RECORDS TO PROCESS:
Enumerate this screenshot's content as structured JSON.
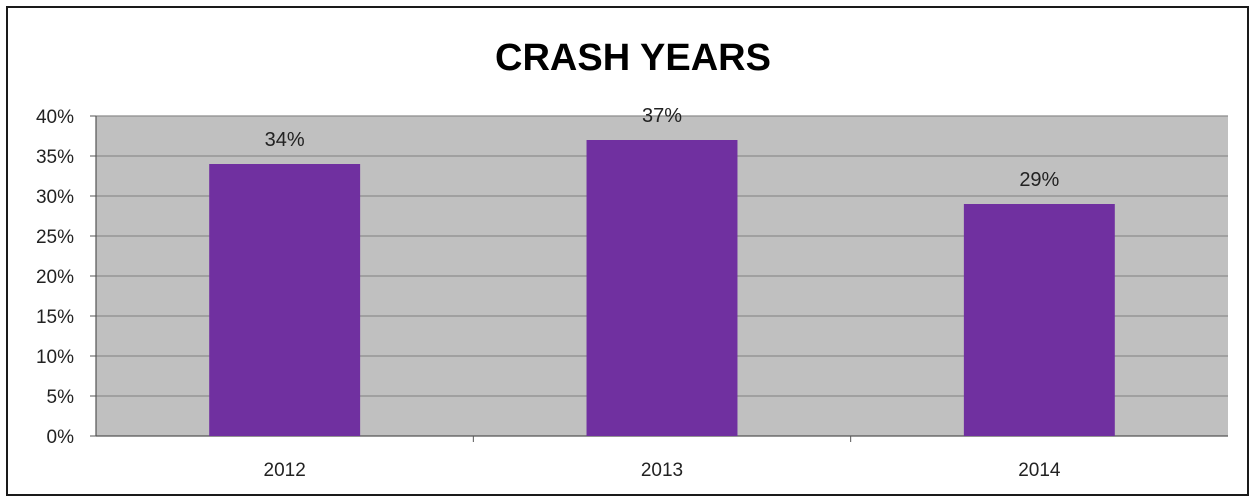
{
  "chart_data": {
    "type": "bar",
    "title": "CRASH YEARS",
    "categories": [
      "2012",
      "2013",
      "2014"
    ],
    "values": [
      34,
      37,
      29
    ],
    "data_labels": [
      "34%",
      "37%",
      "29%"
    ],
    "ylim": [
      0,
      40
    ],
    "yticks": [
      0,
      5,
      10,
      15,
      20,
      25,
      30,
      35,
      40
    ],
    "ytick_labels": [
      "0%",
      "5%",
      "10%",
      "15%",
      "20%",
      "25%",
      "30%",
      "35%",
      "40%"
    ],
    "xlabel": "",
    "ylabel": "",
    "grid": true,
    "legend": "none",
    "colors": {
      "bar": "#7030a0",
      "plot_background": "#c0c0c0",
      "gridline": "#8c8c8c",
      "frame": "#1a1a1a"
    }
  }
}
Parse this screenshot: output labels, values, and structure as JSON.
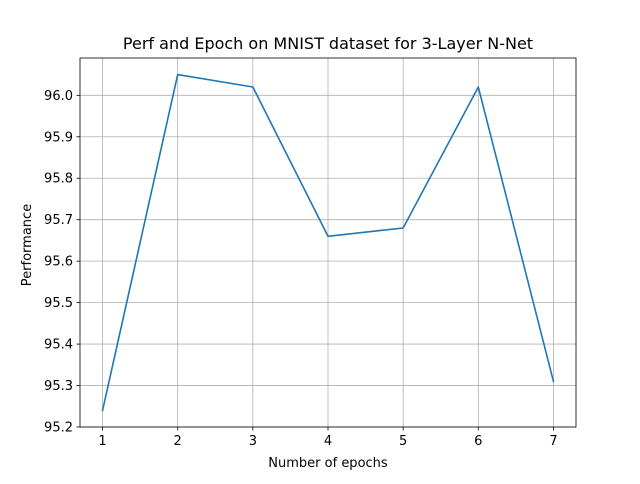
{
  "chart_data": {
    "type": "line",
    "title": "Perf and Epoch on MNIST dataset for 3-Layer N-Net",
    "xlabel": "Number of epochs",
    "ylabel": "Performance",
    "x": [
      1,
      2,
      3,
      4,
      5,
      6,
      7
    ],
    "series": [
      {
        "values": [
          95.24,
          96.05,
          96.02,
          95.66,
          95.68,
          96.02,
          95.31
        ],
        "color": "#1f77b4"
      }
    ],
    "xticks": [
      "1",
      "2",
      "3",
      "4",
      "5",
      "6",
      "7"
    ],
    "yticks": [
      "95.2",
      "95.3",
      "95.4",
      "95.5",
      "95.6",
      "95.7",
      "95.8",
      "95.9",
      "96.0"
    ],
    "xlim": [
      0.7,
      7.3
    ],
    "ylim": [
      95.2,
      96.09
    ],
    "grid": true,
    "legend": "none"
  }
}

WRITTEN TASK: Reproduce the records above exactly, leaving out every picture they contain.

CORRECT OUTPUT:
Enumerate this screenshot's content as structured JSON.
{
  "chart_data": {
    "type": "bar",
    "title": "CRASH YEARS",
    "categories": [
      "2012",
      "2013",
      "2014"
    ],
    "values": [
      34,
      37,
      29
    ],
    "data_labels": [
      "34%",
      "37%",
      "29%"
    ],
    "ylim": [
      0,
      40
    ],
    "yticks": [
      0,
      5,
      10,
      15,
      20,
      25,
      30,
      35,
      40
    ],
    "ytick_labels": [
      "0%",
      "5%",
      "10%",
      "15%",
      "20%",
      "25%",
      "30%",
      "35%",
      "40%"
    ],
    "xlabel": "",
    "ylabel": "",
    "grid": true,
    "legend": "none",
    "colors": {
      "bar": "#7030a0",
      "plot_background": "#c0c0c0",
      "gridline": "#8c8c8c",
      "frame": "#1a1a1a"
    }
  }
}
Parse this screenshot: output labels, values, and structure as JSON.
{
  "chart_data": {
    "type": "line",
    "title": "Perf and Epoch on MNIST dataset for 3-Layer N-Net",
    "xlabel": "Number of epochs",
    "ylabel": "Performance",
    "x": [
      1,
      2,
      3,
      4,
      5,
      6,
      7
    ],
    "series": [
      {
        "values": [
          95.24,
          96.05,
          96.02,
          95.66,
          95.68,
          96.02,
          95.31
        ],
        "color": "#1f77b4"
      }
    ],
    "xticks": [
      "1",
      "2",
      "3",
      "4",
      "5",
      "6",
      "7"
    ],
    "yticks": [
      "95.2",
      "95.3",
      "95.4",
      "95.5",
      "95.6",
      "95.7",
      "95.8",
      "95.9",
      "96.0"
    ],
    "xlim": [
      0.7,
      7.3
    ],
    "ylim": [
      95.2,
      96.09
    ],
    "grid": true,
    "legend": "none"
  }
}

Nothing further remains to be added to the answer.